##### Material for this task

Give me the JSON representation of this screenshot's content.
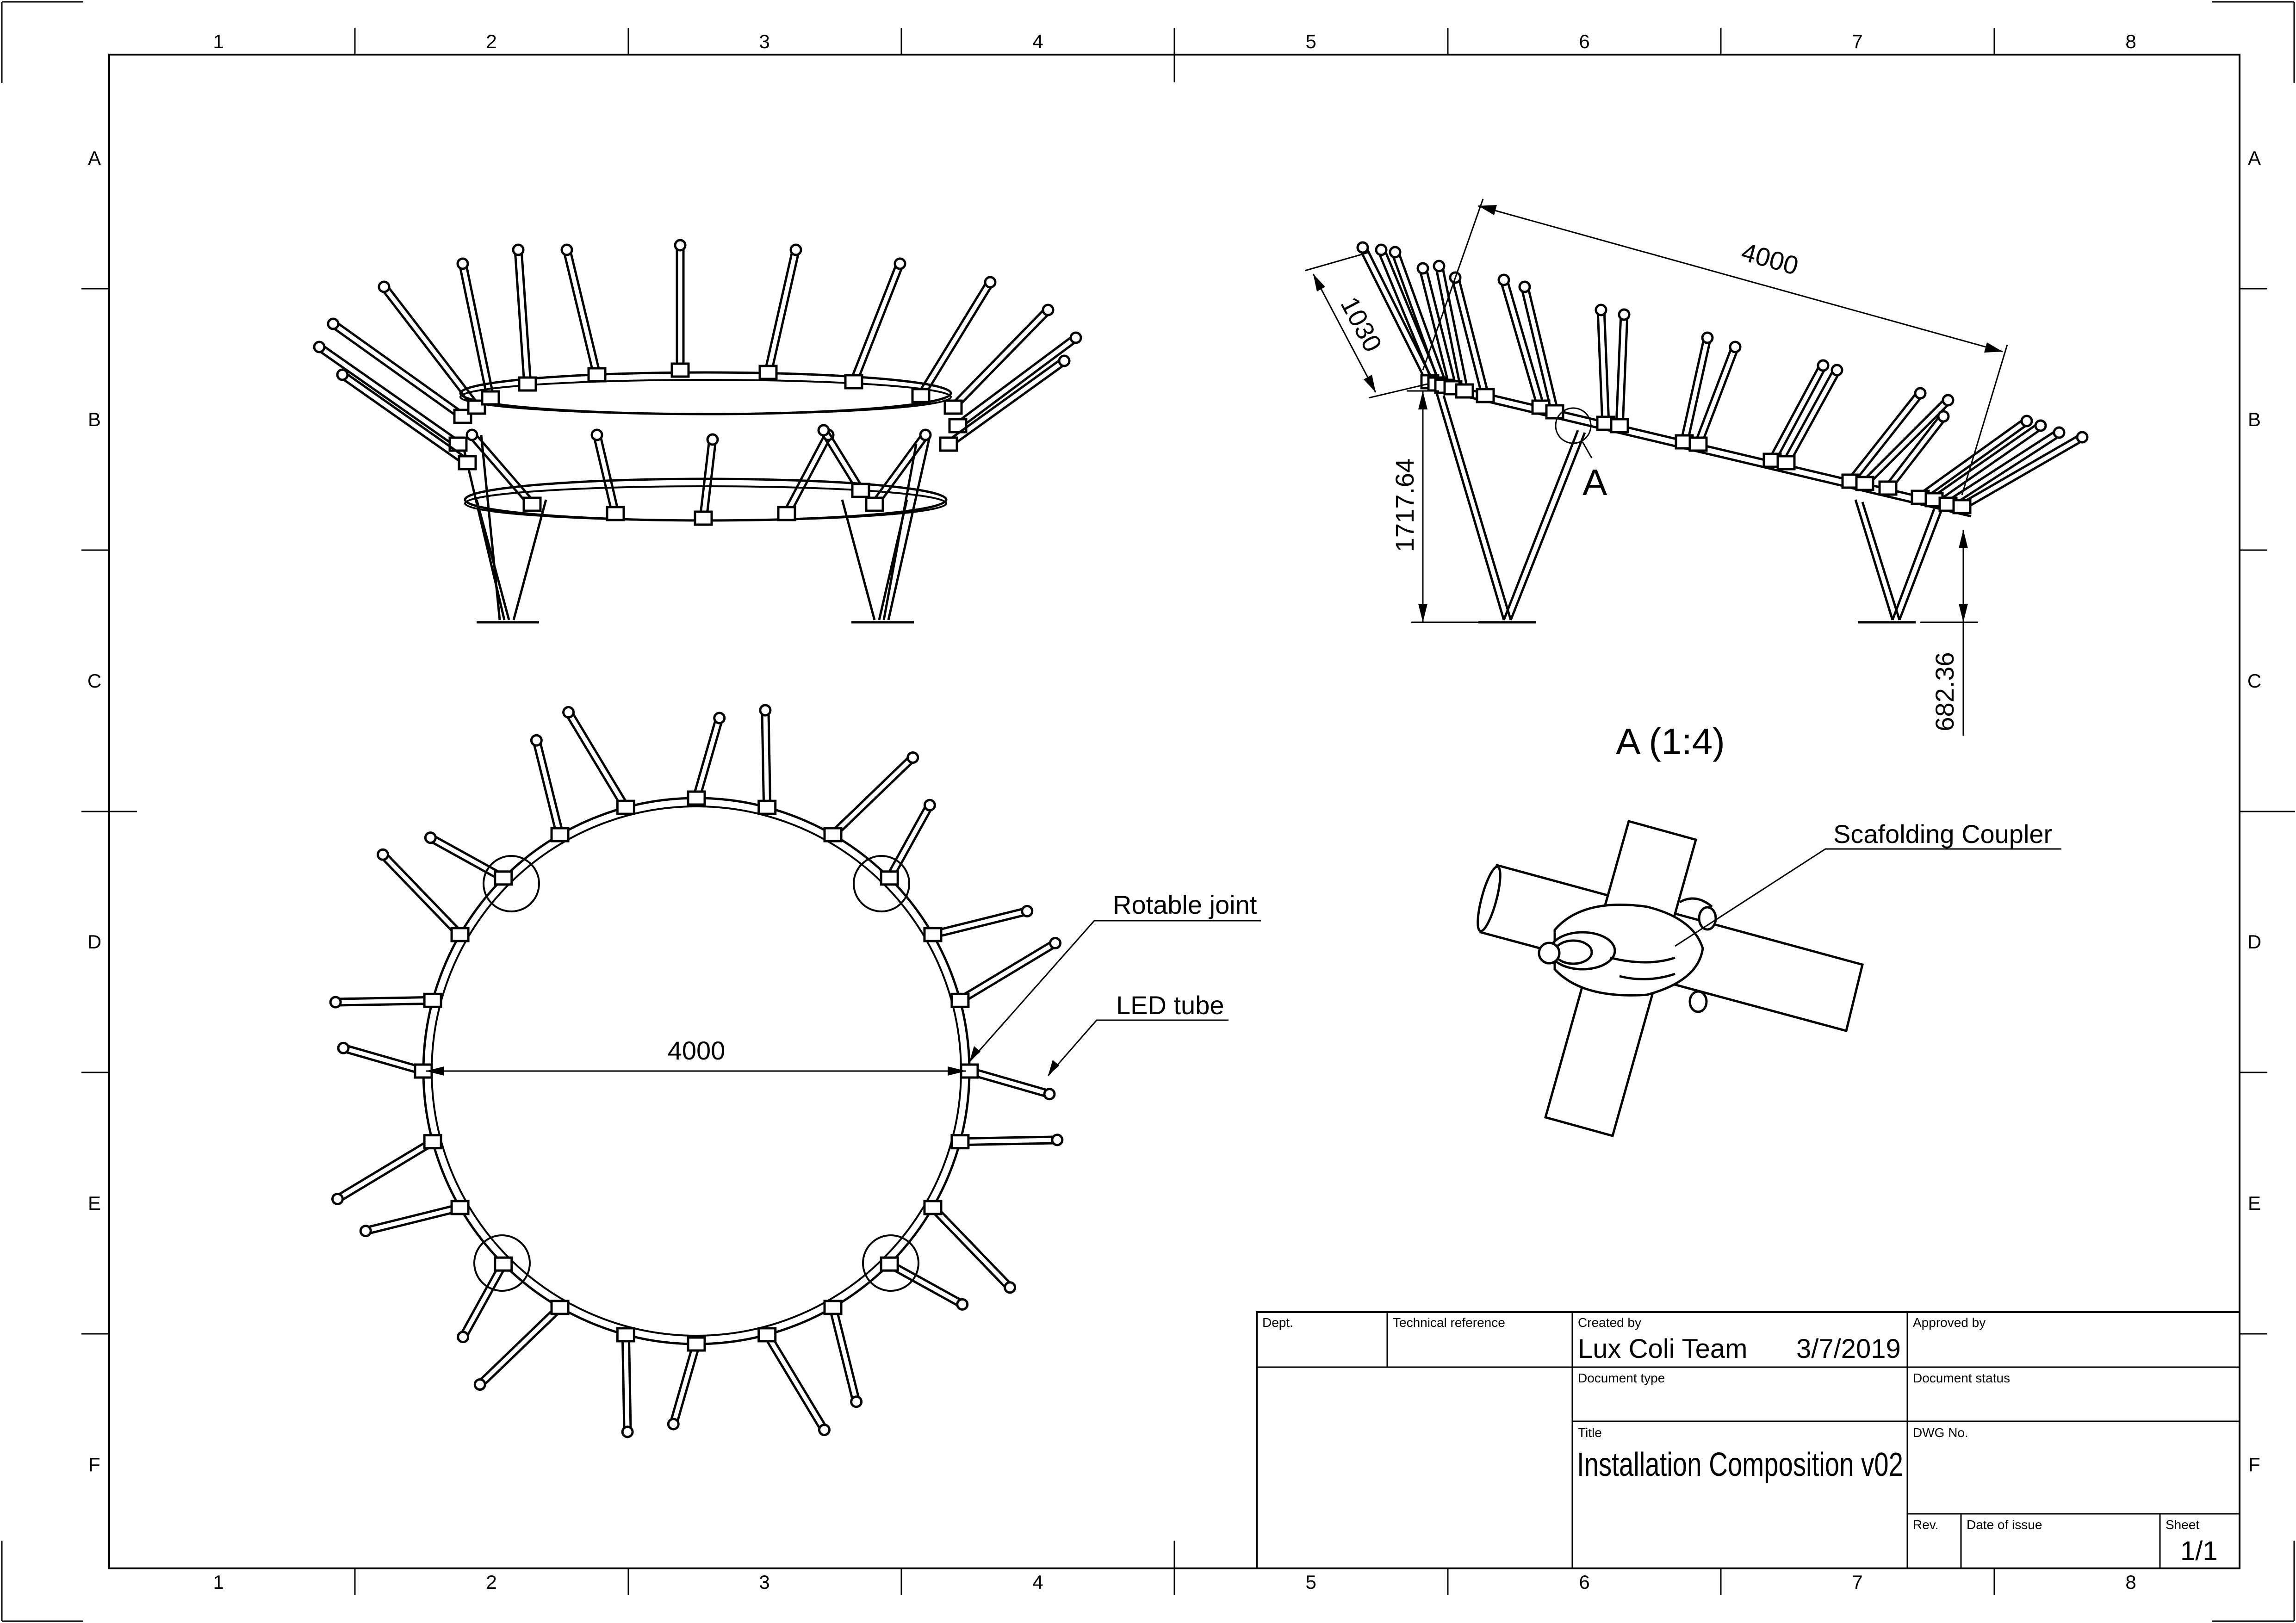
{
  "sheet": {
    "column_labels": [
      "1",
      "2",
      "3",
      "4",
      "5",
      "6",
      "7",
      "8"
    ],
    "row_labels": [
      "A",
      "B",
      "C",
      "D",
      "E",
      "F"
    ]
  },
  "views": {
    "side_view": {},
    "front_view": {
      "dim_length": "4000",
      "dim_height_left": "1717.64",
      "dim_height_right": "682.36",
      "dim_tube": "1030",
      "detail_marker": "A"
    },
    "top_view": {
      "dim_diameter": "4000",
      "callout_joint": "Rotable joint",
      "callout_tube": "LED tube"
    },
    "detail_view": {
      "title": "A (1:4)",
      "callout": "Scafolding Coupler"
    }
  },
  "title_block": {
    "dept_label": "Dept.",
    "tech_ref_label": "Technical reference",
    "created_by_label": "Created by",
    "created_by": "Lux Coli Team",
    "date": "3/7/2019",
    "approved_by_label": "Approved by",
    "doc_type_label": "Document type",
    "doc_status_label": "Document status",
    "title_label": "Title",
    "title": "Installation Composition v02",
    "dwg_label": "DWG No.",
    "rev_label": "Rev.",
    "date_issue_label": "Date of issue",
    "sheet_label": "Sheet",
    "sheet": "1/1"
  }
}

##########

Aim: Repeat all of the data above word for word, minus the pictures.

Exercise answer:
Give me the JSON representation of this screenshot's content.
{
  "sheet": {
    "column_labels": [
      "1",
      "2",
      "3",
      "4",
      "5",
      "6",
      "7",
      "8"
    ],
    "row_labels": [
      "A",
      "B",
      "C",
      "D",
      "E",
      "F"
    ]
  },
  "views": {
    "side_view": {},
    "front_view": {
      "dim_length": "4000",
      "dim_height_left": "1717.64",
      "dim_height_right": "682.36",
      "dim_tube": "1030",
      "detail_marker": "A"
    },
    "top_view": {
      "dim_diameter": "4000",
      "callout_joint": "Rotable joint",
      "callout_tube": "LED tube"
    },
    "detail_view": {
      "title": "A (1:4)",
      "callout": "Scafolding Coupler"
    }
  },
  "title_block": {
    "dept_label": "Dept.",
    "tech_ref_label": "Technical reference",
    "created_by_label": "Created by",
    "created_by": "Lux Coli Team",
    "date": "3/7/2019",
    "approved_by_label": "Approved by",
    "doc_type_label": "Document type",
    "doc_status_label": "Document status",
    "title_label": "Title",
    "title": "Installation Composition v02",
    "dwg_label": "DWG No.",
    "rev_label": "Rev.",
    "date_issue_label": "Date of issue",
    "sheet_label": "Sheet",
    "sheet": "1/1"
  }
}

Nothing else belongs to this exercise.